EXTRACTED TEXT -
Grave went on to spend most of the war in Britain, near Bristol, the area from where his well-connected wife originated.Footnote 104 The post-1918 period was a time of generational change and personal and political loss for this generation. Reeling from the war, its ideological divisions, and the marginalization of the anarchist currents they were associated with, Grave and other French historic militants like Faure “barely survived”.Footnote 105 Grave was expelled from the Temps Nouveaux group in 1920 and, from then on, published only small irregular brochures. He was also crippled by financial difficulties, as attested by his correspondence with Ramus, where the sale of stamps as a precarious way of collecting funds became a central theme.Footnote 106 However, his relational conception of activism remained unchanged in these far less propitious conditions, as evidenced by his attempts to resurrect networks in order to gather information and material for his pamphlets: “May I ask you to send me an article about the situation in Germany, and how liberal people view the occupation of the Ruhr? The papers here are poisoning the population and it would be good, with my limited means, to publicize the opposite positions.”Footnote 107 And he still pursued the same connected vision of anarchist militancy: “Our dream would be to help the reorganization of anarchists by making them understand the need to group and keep in contact with one another.”Footnote 108
This poignant epilogue and Grave’s siding with the interventionist anarchists during the war have no doubt contributed to obscuring his long militant career, perhaps compounding his taciturn character and the relative discretion inherent in relying on print as the main medium for his activism. There is indeed much to discover, and rediscover, about Grave and his militancy: his print-based activism highlights his remarkable achievements as an organizer of propaganda, as evidenced, inter alia, by the longevity, scope, and influence of Temps Nouveaux. Ironically, while Grave himself has been partly forgotten or simply overlooked, his efforts to organize anarchism transnationally and his ceaseless promotion of anarchist cultural politics were central to the movement’s legacy and long-term countercultural influence. This investigation has broader implications, highlighting the transnational elaboration and diffusion of French anarchism, and its inclusion in a progressive front, which was important for the movement’s publicity, resilience, and legacy. Examining the proactive strategies underpinning networked activism paves the way for a material history of militancy analysing the practical and financial modalities of the dissemination of propaganda. More research is needed to fully map out Grave’s connections over time and, more specifically, to assess the ideological assumptions often implicit in networked organization, such as the possible dominance of charismatic leaders (including Grave himself), the lack of clear mechanisms of accountability, Western-centric diffusionist assumptions, and the relative lack of scholarly attention paid to the importance of the local due to the current focus on movement and transfers.Footnote 109 Grave’s example will also provide an excellent testing ground for these research themes.

PROBLEM 1 - According to the passage on Grave, in what year was he expelled from the Temps Nouveaux group?
PROBLEM 2 - Translate this sentence from the passage on Grave into Spanish: "Grave was expelled from the Temps Nouveaux group in 1920 and, from then on, published only small irregular brochures."
PROBLEM 3 - Summarize the passage on Grave in two sentences.

Dataset entries
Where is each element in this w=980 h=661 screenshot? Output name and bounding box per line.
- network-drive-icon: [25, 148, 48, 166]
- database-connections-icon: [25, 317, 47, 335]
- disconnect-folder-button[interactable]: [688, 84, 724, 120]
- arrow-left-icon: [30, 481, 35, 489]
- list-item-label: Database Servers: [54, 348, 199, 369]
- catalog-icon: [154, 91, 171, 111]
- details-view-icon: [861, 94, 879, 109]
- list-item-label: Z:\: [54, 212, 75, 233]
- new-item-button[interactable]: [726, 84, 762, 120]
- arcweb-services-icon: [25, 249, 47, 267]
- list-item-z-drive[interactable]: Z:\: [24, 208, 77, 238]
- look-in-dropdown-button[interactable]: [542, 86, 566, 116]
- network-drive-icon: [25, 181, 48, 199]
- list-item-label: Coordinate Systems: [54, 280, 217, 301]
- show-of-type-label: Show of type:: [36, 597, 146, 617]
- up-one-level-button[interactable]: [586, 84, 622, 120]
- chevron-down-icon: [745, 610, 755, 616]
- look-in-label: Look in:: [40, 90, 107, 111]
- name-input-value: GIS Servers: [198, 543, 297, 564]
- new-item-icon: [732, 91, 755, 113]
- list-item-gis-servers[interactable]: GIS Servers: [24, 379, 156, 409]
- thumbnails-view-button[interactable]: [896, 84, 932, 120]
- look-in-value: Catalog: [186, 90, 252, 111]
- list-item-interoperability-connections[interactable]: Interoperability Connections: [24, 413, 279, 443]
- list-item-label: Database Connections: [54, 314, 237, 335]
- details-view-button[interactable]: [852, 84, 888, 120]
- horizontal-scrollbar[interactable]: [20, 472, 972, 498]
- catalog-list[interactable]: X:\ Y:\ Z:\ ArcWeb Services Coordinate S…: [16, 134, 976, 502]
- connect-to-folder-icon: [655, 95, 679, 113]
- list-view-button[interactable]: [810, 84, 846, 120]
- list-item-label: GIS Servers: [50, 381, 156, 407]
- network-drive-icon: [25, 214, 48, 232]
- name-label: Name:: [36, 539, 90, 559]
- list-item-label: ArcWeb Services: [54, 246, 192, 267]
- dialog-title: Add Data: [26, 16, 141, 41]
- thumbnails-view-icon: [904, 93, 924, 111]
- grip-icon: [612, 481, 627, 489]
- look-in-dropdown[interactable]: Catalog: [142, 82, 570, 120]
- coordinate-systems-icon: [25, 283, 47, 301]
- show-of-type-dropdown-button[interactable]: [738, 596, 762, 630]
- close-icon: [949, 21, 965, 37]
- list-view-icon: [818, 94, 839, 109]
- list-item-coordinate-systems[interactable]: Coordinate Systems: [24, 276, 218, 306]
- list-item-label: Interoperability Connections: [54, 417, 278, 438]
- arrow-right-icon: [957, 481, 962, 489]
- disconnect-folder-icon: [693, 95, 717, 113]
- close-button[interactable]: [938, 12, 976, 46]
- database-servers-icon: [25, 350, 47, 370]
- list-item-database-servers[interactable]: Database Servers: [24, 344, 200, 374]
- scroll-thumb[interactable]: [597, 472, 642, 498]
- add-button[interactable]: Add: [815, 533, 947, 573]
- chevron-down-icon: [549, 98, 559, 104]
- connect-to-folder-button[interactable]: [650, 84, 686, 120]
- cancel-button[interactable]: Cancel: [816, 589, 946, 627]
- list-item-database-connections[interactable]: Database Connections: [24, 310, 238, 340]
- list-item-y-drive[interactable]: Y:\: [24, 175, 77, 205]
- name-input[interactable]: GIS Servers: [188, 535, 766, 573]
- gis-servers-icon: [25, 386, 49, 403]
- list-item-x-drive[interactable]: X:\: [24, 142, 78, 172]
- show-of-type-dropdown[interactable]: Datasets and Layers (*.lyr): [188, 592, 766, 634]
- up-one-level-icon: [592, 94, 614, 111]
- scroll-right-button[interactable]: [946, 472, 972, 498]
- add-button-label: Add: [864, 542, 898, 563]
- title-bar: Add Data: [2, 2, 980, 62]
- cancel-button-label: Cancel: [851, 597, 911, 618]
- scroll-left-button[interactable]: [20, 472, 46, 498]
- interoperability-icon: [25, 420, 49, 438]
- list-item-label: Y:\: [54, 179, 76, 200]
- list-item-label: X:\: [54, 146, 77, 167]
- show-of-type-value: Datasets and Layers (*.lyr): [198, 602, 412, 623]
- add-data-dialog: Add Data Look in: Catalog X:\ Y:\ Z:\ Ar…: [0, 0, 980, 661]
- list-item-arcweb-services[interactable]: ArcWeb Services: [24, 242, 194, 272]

TASK OUTPUT 1 - 1920

TASK OUTPUT 2 - Grave fue expulsado del grupo Temps Nouveaux en 1920 y, a partir de entonces, solo publicó pequeños folletos irregulares.

TASK OUTPUT 3 - After the war, Grave was expelled from the Temps Nouveaux group in 1920, suffered financial difficulties, and published only small irregular brochures, yet he still tried to resurrect networks and help anarchists regroup and keep in contact. Although he has been partly forgotten, his print-based organizing and transnational efforts were central to anarchism's legacy, and more research is needed to map his connections and assess the assumptions implicit in networked organization.